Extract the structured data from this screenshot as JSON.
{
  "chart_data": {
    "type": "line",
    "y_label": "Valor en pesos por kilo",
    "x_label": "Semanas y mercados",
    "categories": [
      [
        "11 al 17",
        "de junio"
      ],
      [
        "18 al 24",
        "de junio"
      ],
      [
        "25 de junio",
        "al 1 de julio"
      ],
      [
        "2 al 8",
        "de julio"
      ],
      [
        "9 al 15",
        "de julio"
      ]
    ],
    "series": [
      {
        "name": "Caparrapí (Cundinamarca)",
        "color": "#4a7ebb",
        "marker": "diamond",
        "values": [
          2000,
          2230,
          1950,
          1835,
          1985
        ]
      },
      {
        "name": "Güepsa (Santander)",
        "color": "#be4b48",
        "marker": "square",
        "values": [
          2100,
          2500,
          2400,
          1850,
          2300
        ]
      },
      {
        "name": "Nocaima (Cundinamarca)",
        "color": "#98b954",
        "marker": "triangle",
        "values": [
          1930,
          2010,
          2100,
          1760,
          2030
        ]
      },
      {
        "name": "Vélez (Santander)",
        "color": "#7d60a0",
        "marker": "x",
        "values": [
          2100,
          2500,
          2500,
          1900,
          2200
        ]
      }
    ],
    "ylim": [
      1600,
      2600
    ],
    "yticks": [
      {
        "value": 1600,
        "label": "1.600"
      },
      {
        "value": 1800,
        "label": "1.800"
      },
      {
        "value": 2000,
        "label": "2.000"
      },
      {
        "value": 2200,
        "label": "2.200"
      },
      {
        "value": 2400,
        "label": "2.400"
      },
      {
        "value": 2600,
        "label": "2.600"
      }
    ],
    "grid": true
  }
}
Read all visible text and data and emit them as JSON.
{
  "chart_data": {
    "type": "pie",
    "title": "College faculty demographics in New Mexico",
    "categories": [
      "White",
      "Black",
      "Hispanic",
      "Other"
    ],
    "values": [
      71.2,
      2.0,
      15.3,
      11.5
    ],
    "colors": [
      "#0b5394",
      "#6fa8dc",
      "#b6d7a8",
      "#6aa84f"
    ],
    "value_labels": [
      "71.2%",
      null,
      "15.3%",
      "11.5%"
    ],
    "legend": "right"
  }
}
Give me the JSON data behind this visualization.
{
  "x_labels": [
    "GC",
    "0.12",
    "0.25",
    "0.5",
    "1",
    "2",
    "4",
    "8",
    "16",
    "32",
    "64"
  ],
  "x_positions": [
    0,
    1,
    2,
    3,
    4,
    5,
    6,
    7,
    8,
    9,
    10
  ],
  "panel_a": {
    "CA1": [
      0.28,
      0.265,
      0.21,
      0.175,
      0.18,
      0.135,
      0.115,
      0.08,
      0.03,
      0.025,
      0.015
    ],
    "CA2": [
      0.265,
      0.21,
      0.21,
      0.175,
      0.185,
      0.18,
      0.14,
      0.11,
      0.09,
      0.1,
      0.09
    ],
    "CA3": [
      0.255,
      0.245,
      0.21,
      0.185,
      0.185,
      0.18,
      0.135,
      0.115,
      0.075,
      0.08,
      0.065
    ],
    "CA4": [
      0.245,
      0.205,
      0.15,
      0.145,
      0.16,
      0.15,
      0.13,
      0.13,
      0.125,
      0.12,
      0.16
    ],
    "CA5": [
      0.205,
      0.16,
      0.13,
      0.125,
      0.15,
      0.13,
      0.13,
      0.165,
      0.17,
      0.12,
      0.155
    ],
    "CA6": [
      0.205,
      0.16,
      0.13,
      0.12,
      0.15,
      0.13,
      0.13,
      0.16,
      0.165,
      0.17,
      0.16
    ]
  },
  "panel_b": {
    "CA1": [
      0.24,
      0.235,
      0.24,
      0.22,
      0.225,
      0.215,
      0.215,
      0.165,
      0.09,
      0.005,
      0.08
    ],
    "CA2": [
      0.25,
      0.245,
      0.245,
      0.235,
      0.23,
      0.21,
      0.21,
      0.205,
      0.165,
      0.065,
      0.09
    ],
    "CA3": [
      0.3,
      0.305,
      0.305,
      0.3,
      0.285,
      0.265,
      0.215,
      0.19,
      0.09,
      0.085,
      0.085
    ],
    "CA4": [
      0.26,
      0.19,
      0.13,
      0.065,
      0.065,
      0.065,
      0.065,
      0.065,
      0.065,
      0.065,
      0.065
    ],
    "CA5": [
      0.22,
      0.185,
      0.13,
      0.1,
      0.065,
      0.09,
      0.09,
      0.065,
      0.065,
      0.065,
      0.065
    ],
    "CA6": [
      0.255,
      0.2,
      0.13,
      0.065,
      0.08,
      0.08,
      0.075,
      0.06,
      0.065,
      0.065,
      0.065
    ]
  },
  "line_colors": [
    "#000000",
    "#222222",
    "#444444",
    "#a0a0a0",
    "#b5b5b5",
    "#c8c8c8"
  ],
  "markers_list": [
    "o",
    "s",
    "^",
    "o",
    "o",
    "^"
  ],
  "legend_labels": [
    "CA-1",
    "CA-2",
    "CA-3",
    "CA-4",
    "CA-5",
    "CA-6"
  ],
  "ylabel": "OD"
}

* What is needed *
Using the data above, repeat every line exactly.

* Correct response *
Extract the structured data from this screenshot as JSON.
{
  "chart_data": {
    "type": "line",
    "y_label": "Valor en pesos por kilo",
    "x_label": "Semanas y mercados",
    "categories": [
      [
        "11 al 17",
        "de junio"
      ],
      [
        "18 al 24",
        "de junio"
      ],
      [
        "25 de junio",
        "al 1 de julio"
      ],
      [
        "2 al 8",
        "de julio"
      ],
      [
        "9 al 15",
        "de julio"
      ]
    ],
    "series": [
      {
        "name": "Caparrapí (Cundinamarca)",
        "color": "#4a7ebb",
        "marker": "diamond",
        "values": [
          2000,
          2230,
          1950,
          1835,
          1985
        ]
      },
      {
        "name": "Güepsa (Santander)",
        "color": "#be4b48",
        "marker": "square",
        "values": [
          2100,
          2500,
          2400,
          1850,
          2300
        ]
      },
      {
        "name": "Nocaima (Cundinamarca)",
        "color": "#98b954",
        "marker": "triangle",
        "values": [
          1930,
          2010,
          2100,
          1760,
          2030
        ]
      },
      {
        "name": "Vélez (Santander)",
        "color": "#7d60a0",
        "marker": "x",
        "values": [
          2100,
          2500,
          2500,
          1900,
          2200
        ]
      }
    ],
    "ylim": [
      1600,
      2600
    ],
    "yticks": [
      {
        "value": 1600,
        "label": "1.600"
      },
      {
        "value": 1800,
        "label": "1.800"
      },
      {
        "value": 2000,
        "label": "2.000"
      },
      {
        "value": 2200,
        "label": "2.200"
      },
      {
        "value": 2400,
        "label": "2.400"
      },
      {
        "value": 2600,
        "label": "2.600"
      }
    ],
    "grid": true
  }
}
Read all visible text and data and emit them as JSON.
{
  "chart_data": {
    "type": "pie",
    "title": "College faculty demographics in New Mexico",
    "categories": [
      "White",
      "Black",
      "Hispanic",
      "Other"
    ],
    "values": [
      71.2,
      2.0,
      15.3,
      11.5
    ],
    "colors": [
      "#0b5394",
      "#6fa8dc",
      "#b6d7a8",
      "#6aa84f"
    ],
    "value_labels": [
      "71.2%",
      null,
      "15.3%",
      "11.5%"
    ],
    "legend": "right"
  }
}
Give me the JSON data behind this visualization.
{
  "x_labels": [
    "GC",
    "0.12",
    "0.25",
    "0.5",
    "1",
    "2",
    "4",
    "8",
    "16",
    "32",
    "64"
  ],
  "x_positions": [
    0,
    1,
    2,
    3,
    4,
    5,
    6,
    7,
    8,
    9,
    10
  ],
  "panel_a": {
    "CA1": [
      0.28,
      0.265,
      0.21,
      0.175,
      0.18,
      0.135,
      0.115,
      0.08,
      0.03,
      0.025,
      0.015
    ],
    "CA2": [
      0.265,
      0.21,
      0.21,
      0.175,
      0.185,
      0.18,
      0.14,
      0.11,
      0.09,
      0.1,
      0.09
    ],
    "CA3": [
      0.255,
      0.245,
      0.21,
      0.185,
      0.185,
      0.18,
      0.135,
      0.115,
      0.075,
      0.08,
      0.065
    ],
    "CA4": [
      0.245,
      0.205,
      0.15,
      0.145,
      0.16,
      0.15,
      0.13,
      0.13,
      0.125,
      0.12,
      0.16
    ],
    "CA5": [
      0.205,
      0.16,
      0.13,
      0.125,
      0.15,
      0.13,
      0.13,
      0.165,
      0.17,
      0.12,
      0.155
    ],
    "CA6": [
      0.205,
      0.16,
      0.13,
      0.12,
      0.15,
      0.13,
      0.13,
      0.16,
      0.165,
      0.17,
      0.16
    ]
  },
  "panel_b": {
    "CA1": [
      0.24,
      0.235,
      0.24,
      0.22,
      0.225,
      0.215,
      0.215,
      0.165,
      0.09,
      0.005,
      0.08
    ],
    "CA2": [
      0.25,
      0.245,
      0.245,
      0.235,
      0.23,
      0.21,
      0.21,
      0.205,
      0.165,
      0.065,
      0.09
    ],
    "CA3": [
      0.3,
      0.305,
      0.305,
      0.3,
      0.285,
      0.265,
      0.215,
      0.19,
      0.09,
      0.085,
      0.085
    ],
    "CA4": [
      0.26,
      0.19,
      0.13,
      0.065,
      0.065,
      0.065,
      0.065,
      0.065,
      0.065,
      0.065,
      0.065
    ],
    "CA5": [
      0.22,
      0.185,
      0.13,
      0.1,
      0.065,
      0.09,
      0.09,
      0.065,
      0.065,
      0.065,
      0.065
    ],
    "CA6": [
      0.255,
      0.2,
      0.13,
      0.065,
      0.08,
      0.08,
      0.075,
      0.06,
      0.065,
      0.065,
      0.065
    ]
  },
  "line_colors": [
    "#000000",
    "#222222",
    "#444444",
    "#a0a0a0",
    "#b5b5b5",
    "#c8c8c8"
  ],
  "markers_list": [
    "o",
    "s",
    "^",
    "o",
    "o",
    "^"
  ],
  "legend_labels": [
    "CA-1",
    "CA-2",
    "CA-3",
    "CA-4",
    "CA-5",
    "CA-6"
  ],
  "ylabel": "OD"
}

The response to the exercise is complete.